## BEGIN Exercise data

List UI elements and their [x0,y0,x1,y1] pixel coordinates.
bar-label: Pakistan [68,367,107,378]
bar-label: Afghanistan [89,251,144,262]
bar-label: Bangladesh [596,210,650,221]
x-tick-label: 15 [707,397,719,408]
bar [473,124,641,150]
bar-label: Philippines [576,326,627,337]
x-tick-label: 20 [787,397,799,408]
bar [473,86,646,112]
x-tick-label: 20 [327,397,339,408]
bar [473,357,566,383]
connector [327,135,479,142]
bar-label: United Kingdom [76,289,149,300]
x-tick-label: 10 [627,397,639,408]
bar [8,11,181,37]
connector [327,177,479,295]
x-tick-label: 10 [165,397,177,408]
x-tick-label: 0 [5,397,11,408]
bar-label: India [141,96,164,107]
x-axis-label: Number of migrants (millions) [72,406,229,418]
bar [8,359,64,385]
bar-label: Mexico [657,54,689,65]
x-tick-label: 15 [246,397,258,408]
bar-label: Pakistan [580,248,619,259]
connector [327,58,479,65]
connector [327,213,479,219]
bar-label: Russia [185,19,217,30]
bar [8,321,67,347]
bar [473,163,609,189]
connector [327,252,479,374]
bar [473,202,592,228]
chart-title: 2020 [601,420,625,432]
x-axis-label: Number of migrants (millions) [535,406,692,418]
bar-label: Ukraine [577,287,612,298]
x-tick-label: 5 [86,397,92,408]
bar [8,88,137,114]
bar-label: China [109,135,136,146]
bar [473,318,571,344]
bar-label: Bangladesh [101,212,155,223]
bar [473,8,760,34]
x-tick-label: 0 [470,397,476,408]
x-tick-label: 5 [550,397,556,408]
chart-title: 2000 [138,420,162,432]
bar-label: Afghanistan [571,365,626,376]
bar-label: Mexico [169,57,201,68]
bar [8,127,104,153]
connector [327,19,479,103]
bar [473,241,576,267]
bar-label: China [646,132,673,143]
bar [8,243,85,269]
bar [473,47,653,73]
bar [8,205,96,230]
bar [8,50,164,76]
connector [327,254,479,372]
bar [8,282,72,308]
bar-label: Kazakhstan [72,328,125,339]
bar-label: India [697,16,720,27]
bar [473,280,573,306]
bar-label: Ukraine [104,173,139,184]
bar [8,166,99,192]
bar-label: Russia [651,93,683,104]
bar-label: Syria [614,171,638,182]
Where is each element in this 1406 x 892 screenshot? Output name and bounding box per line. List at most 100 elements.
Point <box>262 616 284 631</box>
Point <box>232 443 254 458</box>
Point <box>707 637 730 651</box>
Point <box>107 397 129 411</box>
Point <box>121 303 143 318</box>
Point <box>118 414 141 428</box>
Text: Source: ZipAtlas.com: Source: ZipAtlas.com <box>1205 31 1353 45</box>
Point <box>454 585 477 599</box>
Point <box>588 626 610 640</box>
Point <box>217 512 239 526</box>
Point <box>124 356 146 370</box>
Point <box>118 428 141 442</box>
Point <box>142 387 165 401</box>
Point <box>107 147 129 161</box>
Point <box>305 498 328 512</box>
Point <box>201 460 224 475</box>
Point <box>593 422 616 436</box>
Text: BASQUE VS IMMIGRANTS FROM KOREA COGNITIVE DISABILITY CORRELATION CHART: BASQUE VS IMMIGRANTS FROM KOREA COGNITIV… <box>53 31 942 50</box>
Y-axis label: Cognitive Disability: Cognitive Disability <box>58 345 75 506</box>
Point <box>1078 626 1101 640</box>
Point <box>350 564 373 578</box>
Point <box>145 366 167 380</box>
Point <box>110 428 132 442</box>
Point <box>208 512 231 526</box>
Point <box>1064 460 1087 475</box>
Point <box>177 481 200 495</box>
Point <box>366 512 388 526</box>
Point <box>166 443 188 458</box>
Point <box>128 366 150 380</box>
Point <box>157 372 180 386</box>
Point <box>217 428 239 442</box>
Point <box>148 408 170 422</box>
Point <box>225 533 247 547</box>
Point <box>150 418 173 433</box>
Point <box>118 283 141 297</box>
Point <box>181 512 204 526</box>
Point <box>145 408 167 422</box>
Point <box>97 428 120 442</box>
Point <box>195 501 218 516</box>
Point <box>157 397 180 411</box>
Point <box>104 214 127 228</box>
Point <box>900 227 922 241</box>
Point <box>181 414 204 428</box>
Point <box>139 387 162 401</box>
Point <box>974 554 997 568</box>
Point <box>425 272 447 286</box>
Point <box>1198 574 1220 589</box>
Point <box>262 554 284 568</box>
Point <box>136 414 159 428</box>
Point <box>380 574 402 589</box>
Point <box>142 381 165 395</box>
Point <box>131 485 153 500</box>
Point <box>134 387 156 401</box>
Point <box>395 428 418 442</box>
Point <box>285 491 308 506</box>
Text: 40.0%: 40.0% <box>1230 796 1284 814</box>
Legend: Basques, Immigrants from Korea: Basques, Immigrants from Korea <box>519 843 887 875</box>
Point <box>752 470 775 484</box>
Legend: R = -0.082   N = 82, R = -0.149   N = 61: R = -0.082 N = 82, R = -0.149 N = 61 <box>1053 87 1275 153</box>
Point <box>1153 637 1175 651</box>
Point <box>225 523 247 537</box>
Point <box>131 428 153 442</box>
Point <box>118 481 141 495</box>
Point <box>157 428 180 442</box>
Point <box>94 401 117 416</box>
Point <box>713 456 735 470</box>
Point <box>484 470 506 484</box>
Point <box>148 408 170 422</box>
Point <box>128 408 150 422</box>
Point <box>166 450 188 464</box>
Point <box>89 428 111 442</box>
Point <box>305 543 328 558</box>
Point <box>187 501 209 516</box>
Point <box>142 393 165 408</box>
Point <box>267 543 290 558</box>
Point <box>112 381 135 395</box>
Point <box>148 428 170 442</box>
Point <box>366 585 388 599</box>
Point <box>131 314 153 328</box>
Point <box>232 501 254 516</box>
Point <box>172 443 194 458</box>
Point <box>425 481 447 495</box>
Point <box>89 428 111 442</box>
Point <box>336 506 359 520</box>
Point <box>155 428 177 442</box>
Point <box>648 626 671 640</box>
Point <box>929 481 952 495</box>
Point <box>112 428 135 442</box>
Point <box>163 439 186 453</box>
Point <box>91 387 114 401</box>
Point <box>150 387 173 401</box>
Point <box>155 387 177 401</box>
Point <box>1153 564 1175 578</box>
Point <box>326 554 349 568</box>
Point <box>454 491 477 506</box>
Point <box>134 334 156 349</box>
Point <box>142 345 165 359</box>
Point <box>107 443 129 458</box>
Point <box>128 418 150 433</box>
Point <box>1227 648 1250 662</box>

## END Exercise data

List every line of the rows above that contains the word "title". Case counts.

### Answer
chart-title: 2020 [601,420,625,432]
chart-title: 2000 [138,420,162,432]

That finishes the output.